#### Goal
Write out every entry, unchanged. Skip any picture.

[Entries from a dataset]
.....

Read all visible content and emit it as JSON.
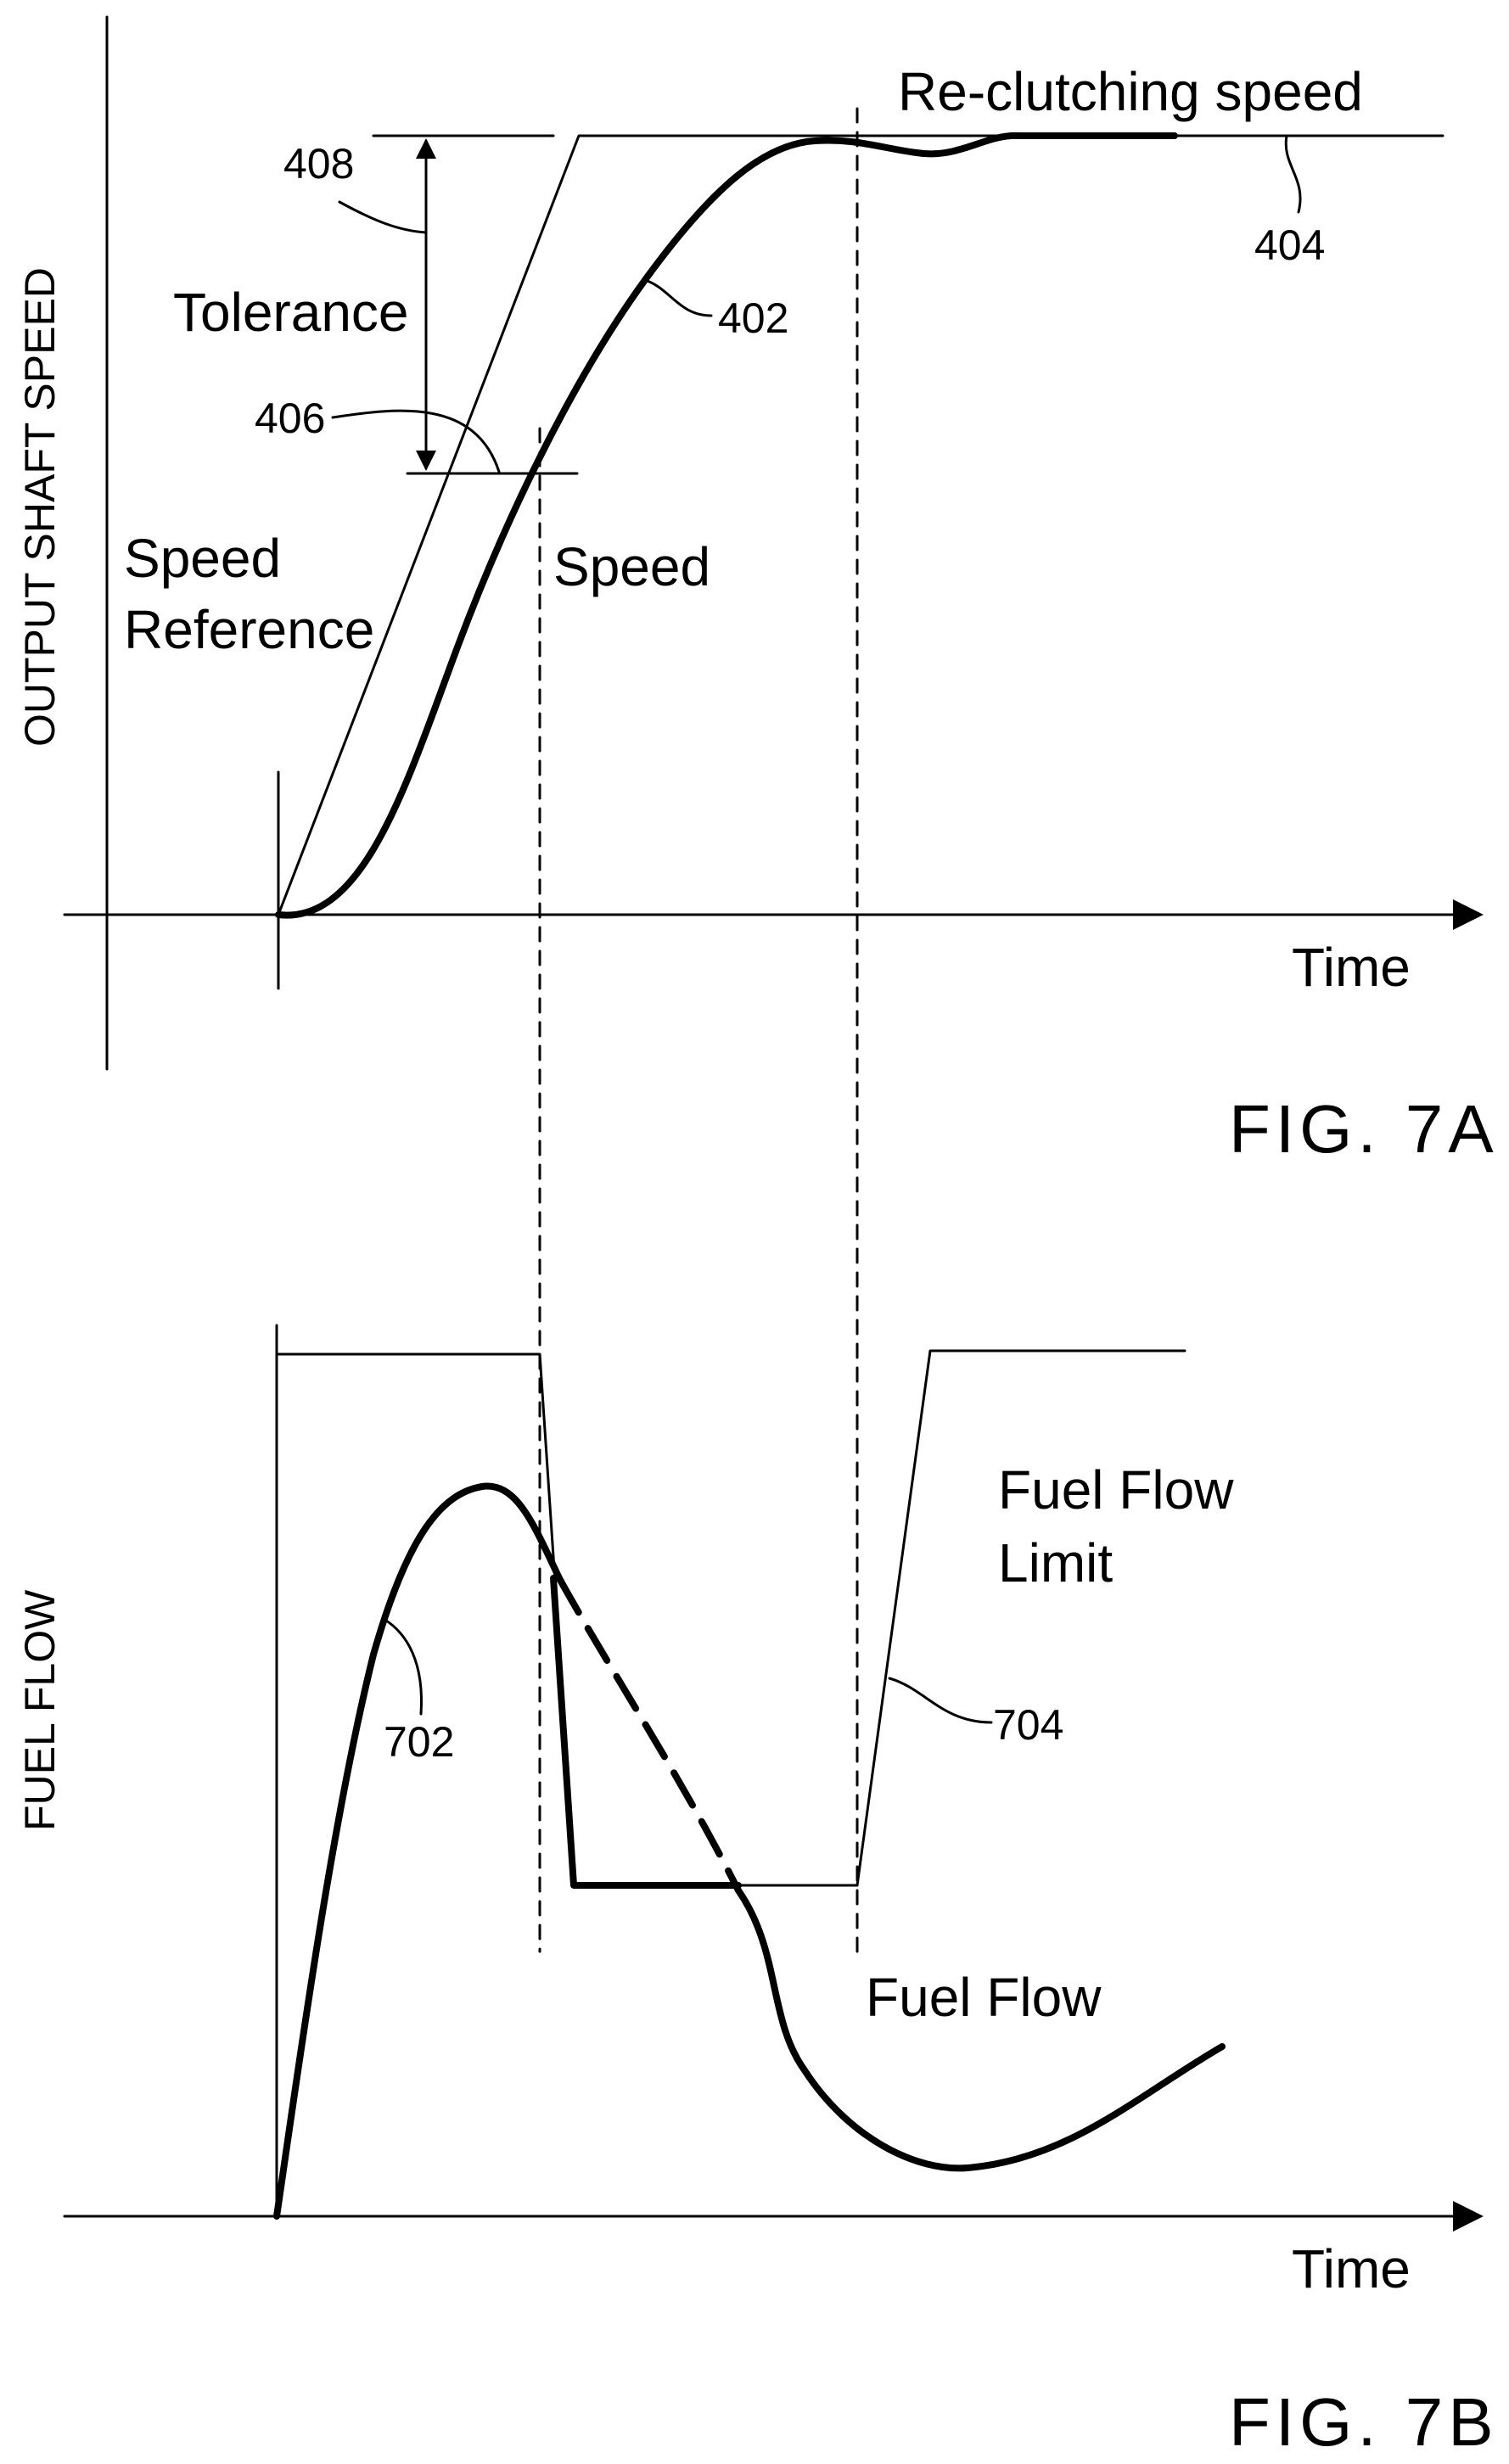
{
  "fig_7a": {
    "caption": "FIG. 7A",
    "y_axis_label": "OUTPUT SHAFT SPEED",
    "x_axis_label": "Time",
    "labels": {
      "reclutching_speed": "Re-clutching speed",
      "tolerance": "Tolerance",
      "speed_reference_line1": "Speed",
      "speed_reference_line2": "Reference",
      "speed": "Speed"
    },
    "reference_numerals": {
      "tolerance_top": "408",
      "tolerance_bottom": "406",
      "speed_curve": "402",
      "reclutching_line": "404"
    }
  },
  "fig_7b": {
    "caption": "FIG. 7B",
    "y_axis_label": "FUEL FLOW",
    "x_axis_label": "Time",
    "labels": {
      "fuel_flow_limit_line1": "Fuel Flow",
      "fuel_flow_limit_line2": "Limit",
      "fuel_flow": "Fuel Flow"
    },
    "reference_numerals": {
      "fuel_flow_curve": "702",
      "fuel_flow_limit_curve": "704"
    }
  }
}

.....

#### The result
Read all visible content and emit it as JSON.
{
  "fig_7a": {
    "caption": "FIG. 7A",
    "y_axis_label": "OUTPUT SHAFT SPEED",
    "x_axis_label": "Time",
    "labels": {
      "reclutching_speed": "Re-clutching speed",
      "tolerance": "Tolerance",
      "speed_reference_line1": "Speed",
      "speed_reference_line2": "Reference",
      "speed": "Speed"
    },
    "reference_numerals": {
      "tolerance_top": "408",
      "tolerance_bottom": "406",
      "speed_curve": "402",
      "reclutching_line": "404"
    }
  },
  "fig_7b": {
    "caption": "FIG. 7B",
    "y_axis_label": "FUEL FLOW",
    "x_axis_label": "Time",
    "labels": {
      "fuel_flow_limit_line1": "Fuel Flow",
      "fuel_flow_limit_line2": "Limit",
      "fuel_flow": "Fuel Flow"
    },
    "reference_numerals": {
      "fuel_flow_curve": "702",
      "fuel_flow_limit_curve": "704"
    }
  }
}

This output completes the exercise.